[Data extracted from a collection]
※ ※ ※

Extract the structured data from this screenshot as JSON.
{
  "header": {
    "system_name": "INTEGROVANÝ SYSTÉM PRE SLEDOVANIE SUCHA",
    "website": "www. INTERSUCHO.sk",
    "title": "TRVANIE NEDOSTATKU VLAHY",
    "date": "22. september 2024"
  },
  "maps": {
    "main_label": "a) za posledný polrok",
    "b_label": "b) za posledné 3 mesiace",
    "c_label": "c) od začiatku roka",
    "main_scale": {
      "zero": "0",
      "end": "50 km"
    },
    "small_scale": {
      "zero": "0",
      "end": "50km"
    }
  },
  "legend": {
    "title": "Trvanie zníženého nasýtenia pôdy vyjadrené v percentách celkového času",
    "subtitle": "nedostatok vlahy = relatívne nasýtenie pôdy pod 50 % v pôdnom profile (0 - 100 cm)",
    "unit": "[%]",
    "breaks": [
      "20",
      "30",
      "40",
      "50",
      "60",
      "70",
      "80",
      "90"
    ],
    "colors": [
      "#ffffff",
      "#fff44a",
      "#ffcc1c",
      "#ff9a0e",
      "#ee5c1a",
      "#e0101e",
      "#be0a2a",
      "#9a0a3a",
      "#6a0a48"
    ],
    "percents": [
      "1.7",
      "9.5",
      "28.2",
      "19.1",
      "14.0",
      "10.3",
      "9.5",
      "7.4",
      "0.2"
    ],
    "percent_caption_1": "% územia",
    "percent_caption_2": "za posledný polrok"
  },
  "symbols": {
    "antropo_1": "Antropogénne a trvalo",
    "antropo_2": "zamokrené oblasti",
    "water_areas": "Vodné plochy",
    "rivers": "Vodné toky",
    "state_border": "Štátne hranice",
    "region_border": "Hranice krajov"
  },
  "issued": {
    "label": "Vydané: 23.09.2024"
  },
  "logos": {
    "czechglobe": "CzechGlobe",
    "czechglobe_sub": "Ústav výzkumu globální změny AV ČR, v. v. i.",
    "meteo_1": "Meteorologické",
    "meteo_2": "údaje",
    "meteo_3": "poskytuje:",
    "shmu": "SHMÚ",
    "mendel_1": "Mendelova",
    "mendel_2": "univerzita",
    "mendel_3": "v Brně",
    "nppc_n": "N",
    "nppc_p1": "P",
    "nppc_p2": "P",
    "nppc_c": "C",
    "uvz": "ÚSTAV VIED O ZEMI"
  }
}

※ ※ ※

§ **WHAT IS REQUIRED**
Print the whole listing exactly as it is.

§ **SOLUTION BELOW**
Extract the structured data from this screenshot as JSON.
{
  "header": {
    "system_name": "INTEGROVANÝ SYSTÉM PRE SLEDOVANIE SUCHA",
    "website": "www. INTERSUCHO.sk",
    "title": "TRVANIE NEDOSTATKU VLAHY",
    "date": "22. september 2024"
  },
  "maps": {
    "main_label": "a) za posledný polrok",
    "b_label": "b) za posledné 3 mesiace",
    "c_label": "c) od začiatku roka",
    "main_scale": {
      "zero": "0",
      "end": "50 km"
    },
    "small_scale": {
      "zero": "0",
      "end": "50km"
    }
  },
  "legend": {
    "title": "Trvanie zníženého nasýtenia pôdy vyjadrené v percentách celkového času",
    "subtitle": "nedostatok vlahy = relatívne nasýtenie pôdy pod 50 % v pôdnom profile (0 - 100 cm)",
    "unit": "[%]",
    "breaks": [
      "20",
      "30",
      "40",
      "50",
      "60",
      "70",
      "80",
      "90"
    ],
    "colors": [
      "#ffffff",
      "#fff44a",
      "#ffcc1c",
      "#ff9a0e",
      "#ee5c1a",
      "#e0101e",
      "#be0a2a",
      "#9a0a3a",
      "#6a0a48"
    ],
    "percents": [
      "1.7",
      "9.5",
      "28.2",
      "19.1",
      "14.0",
      "10.3",
      "9.5",
      "7.4",
      "0.2"
    ],
    "percent_caption_1": "% územia",
    "percent_caption_2": "za posledný polrok"
  },
  "symbols": {
    "antropo_1": "Antropogénne a trvalo",
    "antropo_2": "zamokrené oblasti",
    "water_areas": "Vodné plochy",
    "rivers": "Vodné toky",
    "state_border": "Štátne hranice",
    "region_border": "Hranice krajov"
  },
  "issued": {
    "label": "Vydané: 23.09.2024"
  },
  "logos": {
    "czechglobe": "CzechGlobe",
    "czechglobe_sub": "Ústav výzkumu globální změny AV ČR, v. v. i.",
    "meteo_1": "Meteorologické",
    "meteo_2": "údaje",
    "meteo_3": "poskytuje:",
    "shmu": "SHMÚ",
    "mendel_1": "Mendelova",
    "mendel_2": "univerzita",
    "mendel_3": "v Brně",
    "nppc_n": "N",
    "nppc_p1": "P",
    "nppc_p2": "P",
    "nppc_c": "C",
    "uvz": "ÚSTAV VIED O ZEMI"
  }
}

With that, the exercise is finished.